• **SET EXERCISE**
Set down all of the data exactly as it appears.

[Stored data]
↓
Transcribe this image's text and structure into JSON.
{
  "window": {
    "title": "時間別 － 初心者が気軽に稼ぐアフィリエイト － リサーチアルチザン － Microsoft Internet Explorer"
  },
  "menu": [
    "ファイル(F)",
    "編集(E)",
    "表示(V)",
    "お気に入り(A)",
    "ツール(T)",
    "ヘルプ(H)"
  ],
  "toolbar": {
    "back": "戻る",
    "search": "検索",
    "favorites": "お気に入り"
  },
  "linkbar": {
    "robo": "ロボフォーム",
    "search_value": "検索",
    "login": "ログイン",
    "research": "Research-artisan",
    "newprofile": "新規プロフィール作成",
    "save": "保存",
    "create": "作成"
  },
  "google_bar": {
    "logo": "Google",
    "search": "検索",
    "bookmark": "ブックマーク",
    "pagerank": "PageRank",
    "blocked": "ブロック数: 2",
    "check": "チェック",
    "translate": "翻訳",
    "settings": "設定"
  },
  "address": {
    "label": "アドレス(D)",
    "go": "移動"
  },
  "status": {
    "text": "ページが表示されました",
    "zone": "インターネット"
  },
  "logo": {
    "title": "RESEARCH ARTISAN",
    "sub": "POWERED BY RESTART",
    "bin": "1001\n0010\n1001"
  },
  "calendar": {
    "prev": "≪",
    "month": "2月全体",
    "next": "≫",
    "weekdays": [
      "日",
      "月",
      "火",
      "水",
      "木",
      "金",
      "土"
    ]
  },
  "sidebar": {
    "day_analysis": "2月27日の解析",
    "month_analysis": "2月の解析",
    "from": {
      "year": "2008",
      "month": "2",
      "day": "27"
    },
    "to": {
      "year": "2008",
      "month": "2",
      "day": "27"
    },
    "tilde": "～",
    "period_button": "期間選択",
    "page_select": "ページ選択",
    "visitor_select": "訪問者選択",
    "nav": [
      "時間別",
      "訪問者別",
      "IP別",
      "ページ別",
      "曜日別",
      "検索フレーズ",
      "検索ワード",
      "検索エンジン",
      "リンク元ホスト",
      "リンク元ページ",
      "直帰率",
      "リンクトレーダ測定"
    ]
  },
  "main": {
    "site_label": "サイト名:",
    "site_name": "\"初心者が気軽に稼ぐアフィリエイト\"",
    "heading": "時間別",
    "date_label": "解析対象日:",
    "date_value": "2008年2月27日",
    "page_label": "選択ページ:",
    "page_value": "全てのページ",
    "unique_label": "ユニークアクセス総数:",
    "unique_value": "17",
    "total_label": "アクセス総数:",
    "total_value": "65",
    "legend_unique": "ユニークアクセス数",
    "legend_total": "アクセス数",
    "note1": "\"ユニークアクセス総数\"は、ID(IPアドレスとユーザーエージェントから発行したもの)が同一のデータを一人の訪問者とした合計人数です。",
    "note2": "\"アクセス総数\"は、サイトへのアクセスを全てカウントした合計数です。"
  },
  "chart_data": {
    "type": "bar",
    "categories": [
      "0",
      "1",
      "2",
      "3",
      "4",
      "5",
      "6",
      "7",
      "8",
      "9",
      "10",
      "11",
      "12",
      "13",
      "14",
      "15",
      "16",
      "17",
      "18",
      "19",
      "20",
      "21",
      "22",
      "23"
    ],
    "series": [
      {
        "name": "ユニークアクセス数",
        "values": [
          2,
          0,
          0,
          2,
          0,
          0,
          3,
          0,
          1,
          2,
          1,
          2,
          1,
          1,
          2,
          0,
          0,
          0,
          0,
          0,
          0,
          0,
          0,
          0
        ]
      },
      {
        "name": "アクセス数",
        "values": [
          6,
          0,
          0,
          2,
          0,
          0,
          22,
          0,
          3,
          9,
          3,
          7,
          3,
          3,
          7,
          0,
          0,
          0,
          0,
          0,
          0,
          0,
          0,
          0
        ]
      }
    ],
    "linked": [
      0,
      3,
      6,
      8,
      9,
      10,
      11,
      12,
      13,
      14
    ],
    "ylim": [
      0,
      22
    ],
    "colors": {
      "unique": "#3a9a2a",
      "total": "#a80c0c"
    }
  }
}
↑
• **TASK RESPONSE**
Transcribe this image's text and structure into JSON.
{
  "window": {
    "title": "時間別 － 初心者が気軽に稼ぐアフィリエイト － リサーチアルチザン － Microsoft Internet Explorer"
  },
  "menu": [
    "ファイル(F)",
    "編集(E)",
    "表示(V)",
    "お気に入り(A)",
    "ツール(T)",
    "ヘルプ(H)"
  ],
  "toolbar": {
    "back": "戻る",
    "search": "検索",
    "favorites": "お気に入り"
  },
  "linkbar": {
    "robo": "ロボフォーム",
    "search_value": "検索",
    "login": "ログイン",
    "research": "Research-artisan",
    "newprofile": "新規プロフィール作成",
    "save": "保存",
    "create": "作成"
  },
  "google_bar": {
    "logo": "Google",
    "search": "検索",
    "bookmark": "ブックマーク",
    "pagerank": "PageRank",
    "blocked": "ブロック数: 2",
    "check": "チェック",
    "translate": "翻訳",
    "settings": "設定"
  },
  "address": {
    "label": "アドレス(D)",
    "go": "移動"
  },
  "status": {
    "text": "ページが表示されました",
    "zone": "インターネット"
  },
  "logo": {
    "title": "RESEARCH ARTISAN",
    "sub": "POWERED BY RESTART",
    "bin": "1001\n0010\n1001"
  },
  "calendar": {
    "prev": "≪",
    "month": "2月全体",
    "next": "≫",
    "weekdays": [
      "日",
      "月",
      "火",
      "水",
      "木",
      "金",
      "土"
    ]
  },
  "sidebar": {
    "day_analysis": "2月27日の解析",
    "month_analysis": "2月の解析",
    "from": {
      "year": "2008",
      "month": "2",
      "day": "27"
    },
    "to": {
      "year": "2008",
      "month": "2",
      "day": "27"
    },
    "tilde": "～",
    "period_button": "期間選択",
    "page_select": "ページ選択",
    "visitor_select": "訪問者選択",
    "nav": [
      "時間別",
      "訪問者別",
      "IP別",
      "ページ別",
      "曜日別",
      "検索フレーズ",
      "検索ワード",
      "検索エンジン",
      "リンク元ホスト",
      "リンク元ページ",
      "直帰率",
      "リンクトレーダ測定"
    ]
  },
  "main": {
    "site_label": "サイト名:",
    "site_name": "\"初心者が気軽に稼ぐアフィリエイト\"",
    "heading": "時間別",
    "date_label": "解析対象日:",
    "date_value": "2008年2月27日",
    "page_label": "選択ページ:",
    "page_value": "全てのページ",
    "unique_label": "ユニークアクセス総数:",
    "unique_value": "17",
    "total_label": "アクセス総数:",
    "total_value": "65",
    "legend_unique": "ユニークアクセス数",
    "legend_total": "アクセス数",
    "note1": "\"ユニークアクセス総数\"は、ID(IPアドレスとユーザーエージェントから発行したもの)が同一のデータを一人の訪問者とした合計人数です。",
    "note2": "\"アクセス総数\"は、サイトへのアクセスを全てカウントした合計数です。"
  },
  "chart_data": {
    "type": "bar",
    "categories": [
      "0",
      "1",
      "2",
      "3",
      "4",
      "5",
      "6",
      "7",
      "8",
      "9",
      "10",
      "11",
      "12",
      "13",
      "14",
      "15",
      "16",
      "17",
      "18",
      "19",
      "20",
      "21",
      "22",
      "23"
    ],
    "series": [
      {
        "name": "ユニークアクセス数",
        "values": [
          2,
          0,
          0,
          2,
          0,
          0,
          3,
          0,
          1,
          2,
          1,
          2,
          1,
          1,
          2,
          0,
          0,
          0,
          0,
          0,
          0,
          0,
          0,
          0
        ]
      },
      {
        "name": "アクセス数",
        "values": [
          6,
          0,
          0,
          2,
          0,
          0,
          22,
          0,
          3,
          9,
          3,
          7,
          3,
          3,
          7,
          0,
          0,
          0,
          0,
          0,
          0,
          0,
          0,
          0
        ]
      }
    ],
    "linked": [
      0,
      3,
      6,
      8,
      9,
      10,
      11,
      12,
      13,
      14
    ],
    "ylim": [
      0,
      22
    ],
    "colors": {
      "unique": "#3a9a2a",
      "total": "#a80c0c"
    }
  }
}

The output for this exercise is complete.